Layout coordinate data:

::::::::

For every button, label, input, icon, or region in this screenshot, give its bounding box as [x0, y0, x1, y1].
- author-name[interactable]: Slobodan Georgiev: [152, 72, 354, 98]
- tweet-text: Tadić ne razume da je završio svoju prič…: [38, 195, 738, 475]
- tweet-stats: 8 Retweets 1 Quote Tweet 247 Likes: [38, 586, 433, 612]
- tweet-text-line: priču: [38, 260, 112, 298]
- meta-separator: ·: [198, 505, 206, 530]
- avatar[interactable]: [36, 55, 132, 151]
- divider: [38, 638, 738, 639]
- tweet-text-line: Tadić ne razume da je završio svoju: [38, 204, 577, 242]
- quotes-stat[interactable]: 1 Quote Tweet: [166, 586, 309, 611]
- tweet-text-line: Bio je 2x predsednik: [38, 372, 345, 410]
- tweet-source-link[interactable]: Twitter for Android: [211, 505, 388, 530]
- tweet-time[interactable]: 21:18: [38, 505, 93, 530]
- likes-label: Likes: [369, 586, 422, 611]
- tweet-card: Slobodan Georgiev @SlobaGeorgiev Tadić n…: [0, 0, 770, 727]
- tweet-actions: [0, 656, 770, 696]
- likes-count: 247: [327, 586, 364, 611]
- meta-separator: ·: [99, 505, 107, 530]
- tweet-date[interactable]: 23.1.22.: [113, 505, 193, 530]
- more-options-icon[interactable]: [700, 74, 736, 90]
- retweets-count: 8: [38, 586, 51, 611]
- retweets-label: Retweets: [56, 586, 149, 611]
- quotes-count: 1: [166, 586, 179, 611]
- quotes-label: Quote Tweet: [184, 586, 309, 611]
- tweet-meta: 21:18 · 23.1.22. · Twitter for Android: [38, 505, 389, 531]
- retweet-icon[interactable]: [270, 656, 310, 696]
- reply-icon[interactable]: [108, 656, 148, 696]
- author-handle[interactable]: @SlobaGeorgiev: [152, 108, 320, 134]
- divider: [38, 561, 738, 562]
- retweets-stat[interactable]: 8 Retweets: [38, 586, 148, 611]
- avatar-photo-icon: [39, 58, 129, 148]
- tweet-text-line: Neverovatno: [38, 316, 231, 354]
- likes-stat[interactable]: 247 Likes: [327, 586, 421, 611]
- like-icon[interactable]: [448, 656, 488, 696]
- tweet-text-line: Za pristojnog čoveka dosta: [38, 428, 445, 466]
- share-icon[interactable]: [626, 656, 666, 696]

::::::::

▸ Exercise objective
Rewrite the full listing with every "divider" changed to "horizontal-rule" and nothing else altered.

▸ Solution to this exercise
For every button, label, input, icon, or region in this screenshot, give its bounding box as [x0, y0, x1, y1].
- author-name[interactable]: Slobodan Georgiev: [152, 72, 354, 98]
- tweet-text: Tadić ne razume da je završio svoju prič…: [38, 195, 738, 475]
- tweet-stats: 8 Retweets 1 Quote Tweet 247 Likes: [38, 586, 433, 612]
- tweet-text-line: priču: [38, 260, 112, 298]
- meta-separator: ·: [198, 505, 206, 530]
- avatar[interactable]: [36, 55, 132, 151]
- horizontal-rule: [38, 638, 738, 639]
- tweet-text-line: Tadić ne razume da je završio svoju: [38, 204, 577, 242]
- quotes-stat[interactable]: 1 Quote Tweet: [166, 586, 309, 611]
- tweet-text-line: Bio je 2x predsednik: [38, 372, 345, 410]
- tweet-source-link[interactable]: Twitter for Android: [211, 505, 388, 530]
- tweet-time[interactable]: 21:18: [38, 505, 93, 530]
- likes-label: Likes: [369, 586, 422, 611]
- tweet-card: Slobodan Georgiev @SlobaGeorgiev Tadić n…: [0, 0, 770, 727]
- tweet-actions: [0, 656, 770, 696]
- likes-count: 247: [327, 586, 364, 611]
- meta-separator: ·: [99, 505, 107, 530]
- tweet-date[interactable]: 23.1.22.: [113, 505, 193, 530]
- more-options-icon[interactable]: [700, 74, 736, 90]
- retweets-count: 8: [38, 586, 51, 611]
- retweets-label: Retweets: [56, 586, 149, 611]
- quotes-count: 1: [166, 586, 179, 611]
- quotes-label: Quote Tweet: [184, 586, 309, 611]
- tweet-meta: 21:18 · 23.1.22. · Twitter for Android: [38, 505, 389, 531]
- retweet-icon[interactable]: [270, 656, 310, 696]
- reply-icon[interactable]: [108, 656, 148, 696]
- author-handle[interactable]: @SlobaGeorgiev: [152, 108, 320, 134]
- horizontal-rule: [38, 561, 738, 562]
- retweets-stat[interactable]: 8 Retweets: [38, 586, 148, 611]
- avatar-photo-icon: [39, 58, 129, 148]
- tweet-text-line: Neverovatno: [38, 316, 231, 354]
- likes-stat[interactable]: 247 Likes: [327, 586, 421, 611]
- like-icon[interactable]: [448, 656, 488, 696]
- tweet-text-line: Za pristojnog čoveka dosta: [38, 428, 445, 466]
- share-icon[interactable]: [626, 656, 666, 696]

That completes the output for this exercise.